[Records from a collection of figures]
-*-*-
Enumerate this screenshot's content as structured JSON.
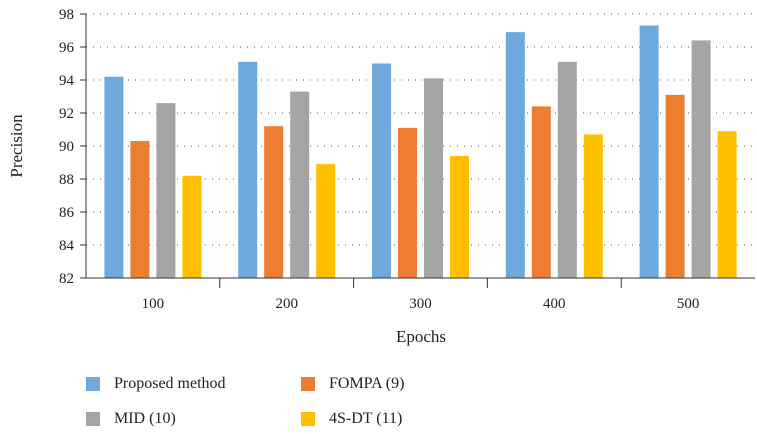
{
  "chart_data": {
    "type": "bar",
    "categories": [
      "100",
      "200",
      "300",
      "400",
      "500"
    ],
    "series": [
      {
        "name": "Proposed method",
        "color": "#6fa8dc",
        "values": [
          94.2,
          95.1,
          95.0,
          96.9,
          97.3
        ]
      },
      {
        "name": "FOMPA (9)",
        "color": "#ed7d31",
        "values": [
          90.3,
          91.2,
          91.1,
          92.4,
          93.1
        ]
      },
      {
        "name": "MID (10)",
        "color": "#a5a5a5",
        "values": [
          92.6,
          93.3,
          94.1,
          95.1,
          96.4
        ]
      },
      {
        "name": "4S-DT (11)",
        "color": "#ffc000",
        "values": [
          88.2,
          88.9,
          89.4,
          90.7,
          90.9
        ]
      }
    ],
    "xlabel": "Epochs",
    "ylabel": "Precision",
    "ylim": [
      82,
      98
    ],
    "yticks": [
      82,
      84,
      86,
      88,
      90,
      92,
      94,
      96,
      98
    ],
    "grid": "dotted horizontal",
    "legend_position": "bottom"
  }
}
-*-*-
EXERCISE BRIEF ->
Transcribe the whole listing exactly. Pictures are excluded.

EXERCISE ANSWER ->
Enumerate this screenshot's content as structured JSON.
{
  "chart_data": {
    "type": "bar",
    "categories": [
      "100",
      "200",
      "300",
      "400",
      "500"
    ],
    "series": [
      {
        "name": "Proposed method",
        "color": "#6fa8dc",
        "values": [
          94.2,
          95.1,
          95.0,
          96.9,
          97.3
        ]
      },
      {
        "name": "FOMPA (9)",
        "color": "#ed7d31",
        "values": [
          90.3,
          91.2,
          91.1,
          92.4,
          93.1
        ]
      },
      {
        "name": "MID (10)",
        "color": "#a5a5a5",
        "values": [
          92.6,
          93.3,
          94.1,
          95.1,
          96.4
        ]
      },
      {
        "name": "4S-DT (11)",
        "color": "#ffc000",
        "values": [
          88.2,
          88.9,
          89.4,
          90.7,
          90.9
        ]
      }
    ],
    "xlabel": "Epochs",
    "ylabel": "Precision",
    "ylim": [
      82,
      98
    ],
    "yticks": [
      82,
      84,
      86,
      88,
      90,
      92,
      94,
      96,
      98
    ],
    "grid": "dotted horizontal",
    "legend_position": "bottom"
  }
}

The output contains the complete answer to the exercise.